- **Exercise objective**: Restate the full listing word for word and leave the pictures out.

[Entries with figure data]
- - - - -
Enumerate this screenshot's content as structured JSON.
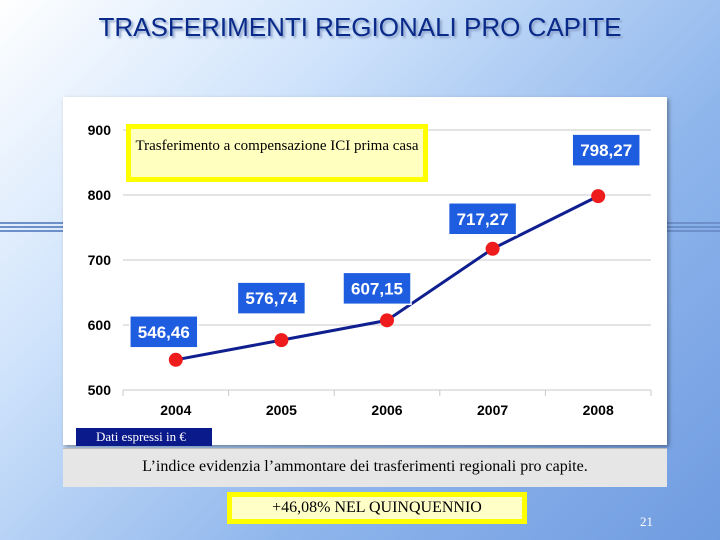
{
  "slide": {
    "title": "TRASFERIMENTI REGIONALI PRO CAPITE",
    "note": "Trasferimento a compensazione ICI prima casa",
    "units_label": "Dati espressi in €",
    "summary": "L’indice evidenzia l’ammontare dei trasferimenti regionali pro capite.",
    "growth": "+46,08% NEL QUINQUENNIO",
    "page_number": "21"
  },
  "chart_data": {
    "type": "line",
    "categories": [
      "2004",
      "2005",
      "2006",
      "2007",
      "2008"
    ],
    "values": [
      546.46,
      576.74,
      607.15,
      717.27,
      798.27
    ],
    "data_labels": [
      "546,46",
      "576,74",
      "607,15",
      "717,27",
      "798,27"
    ],
    "yticks": [
      "500",
      "600",
      "700",
      "800",
      "900"
    ],
    "ylim": [
      500,
      900
    ],
    "grid": true,
    "line_color": "#0f1f8f",
    "marker_color": "#ee1c1c",
    "label_box_color": "#1f5de0"
  }
}
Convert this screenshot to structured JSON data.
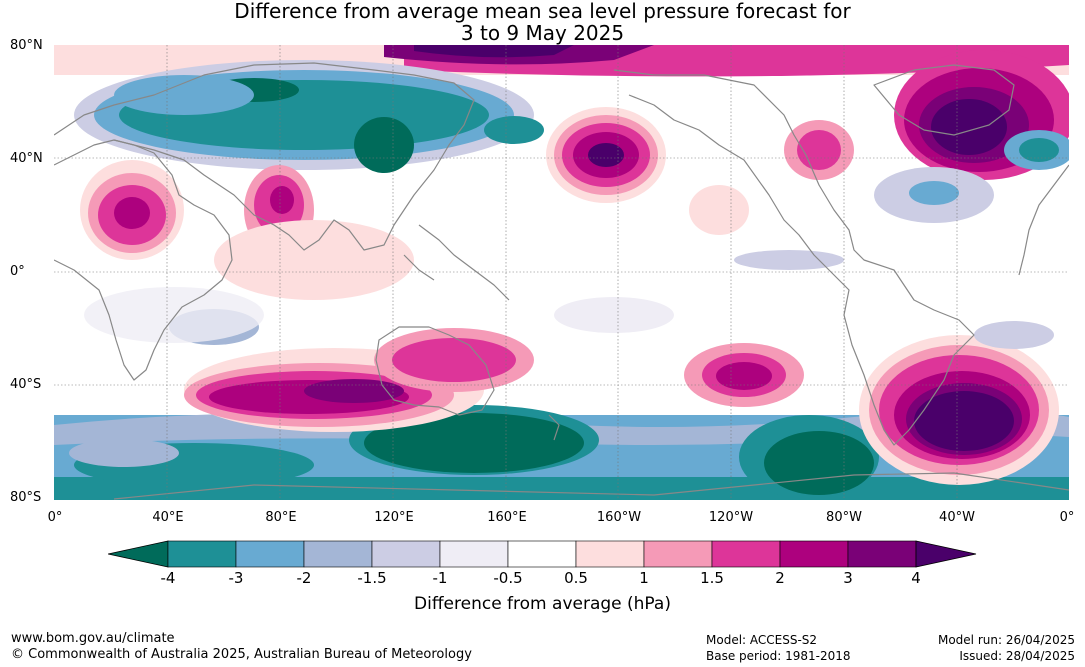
{
  "title": {
    "line1": "Difference from average mean sea level pressure forecast for",
    "line2": "3 to 9 May 2025"
  },
  "map": {
    "lat_labels": [
      "80°N",
      "40°N",
      "0°",
      "40°S",
      "80°S"
    ],
    "lon_labels": [
      "0°",
      "40°E",
      "80°E",
      "120°E",
      "160°E",
      "160°W",
      "120°W",
      "80°W",
      "40°W",
      "0°"
    ],
    "land_color": "#888888"
  },
  "colorbar": {
    "ticks": [
      "-4",
      "-3",
      "-2",
      "-1.5",
      "-1",
      "-0.5",
      "0.5",
      "1",
      "1.5",
      "2",
      "3",
      "4"
    ],
    "colors": [
      "#006b5a",
      "#1e9096",
      "#68aad2",
      "#a4b6d6",
      "#cccde4",
      "#efedf5",
      "#ffffff",
      "#fddede",
      "#f59ab7",
      "#dd3599",
      "#ad017e",
      "#7a0177",
      "#4a006a"
    ],
    "title": "Difference from average (hPa)"
  },
  "footer": {
    "url": "www.bom.gov.au/climate",
    "copyright": "© Commonwealth of Australia 2025, Australian Bureau of Meteorology",
    "model": "Model: ACCESS-S2",
    "base_period": "Base period: 1981-2018",
    "model_run": "Model run: 26/04/2025",
    "issued": "Issued: 28/04/2025"
  }
}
- - - - -
- **Response to the task**:
Enumerate this screenshot's content as structured JSON.
{
  "slide": {
    "title": "TRASFERIMENTI REGIONALI PRO CAPITE",
    "note": "Trasferimento a compensazione ICI prima casa",
    "units_label": "Dati espressi in €",
    "summary": "L’indice evidenzia l’ammontare dei trasferimenti regionali pro capite.",
    "growth": "+46,08% NEL QUINQUENNIO",
    "page_number": "21"
  },
  "chart_data": {
    "type": "line",
    "categories": [
      "2004",
      "2005",
      "2006",
      "2007",
      "2008"
    ],
    "values": [
      546.46,
      576.74,
      607.15,
      717.27,
      798.27
    ],
    "data_labels": [
      "546,46",
      "576,74",
      "607,15",
      "717,27",
      "798,27"
    ],
    "yticks": [
      "500",
      "600",
      "700",
      "800",
      "900"
    ],
    "ylim": [
      500,
      900
    ],
    "grid": true,
    "line_color": "#0f1f8f",
    "marker_color": "#ee1c1c",
    "label_box_color": "#1f5de0"
  }
}
Convert this screenshot to structured JSON data.
{
  "title": {
    "line1": "Difference from average mean sea level pressure forecast for",
    "line2": "3 to 9 May 2025"
  },
  "map": {
    "lat_labels": [
      "80°N",
      "40°N",
      "0°",
      "40°S",
      "80°S"
    ],
    "lon_labels": [
      "0°",
      "40°E",
      "80°E",
      "120°E",
      "160°E",
      "160°W",
      "120°W",
      "80°W",
      "40°W",
      "0°"
    ],
    "land_color": "#888888"
  },
  "colorbar": {
    "ticks": [
      "-4",
      "-3",
      "-2",
      "-1.5",
      "-1",
      "-0.5",
      "0.5",
      "1",
      "1.5",
      "2",
      "3",
      "4"
    ],
    "colors": [
      "#006b5a",
      "#1e9096",
      "#68aad2",
      "#a4b6d6",
      "#cccde4",
      "#efedf5",
      "#ffffff",
      "#fddede",
      "#f59ab7",
      "#dd3599",
      "#ad017e",
      "#7a0177",
      "#4a006a"
    ],
    "title": "Difference from average (hPa)"
  },
  "footer": {
    "url": "www.bom.gov.au/climate",
    "copyright": "© Commonwealth of Australia 2025, Australian Bureau of Meteorology",
    "model": "Model: ACCESS-S2",
    "base_period": "Base period: 1981-2018",
    "model_run": "Model run: 26/04/2025",
    "issued": "Issued: 28/04/2025"
  }
}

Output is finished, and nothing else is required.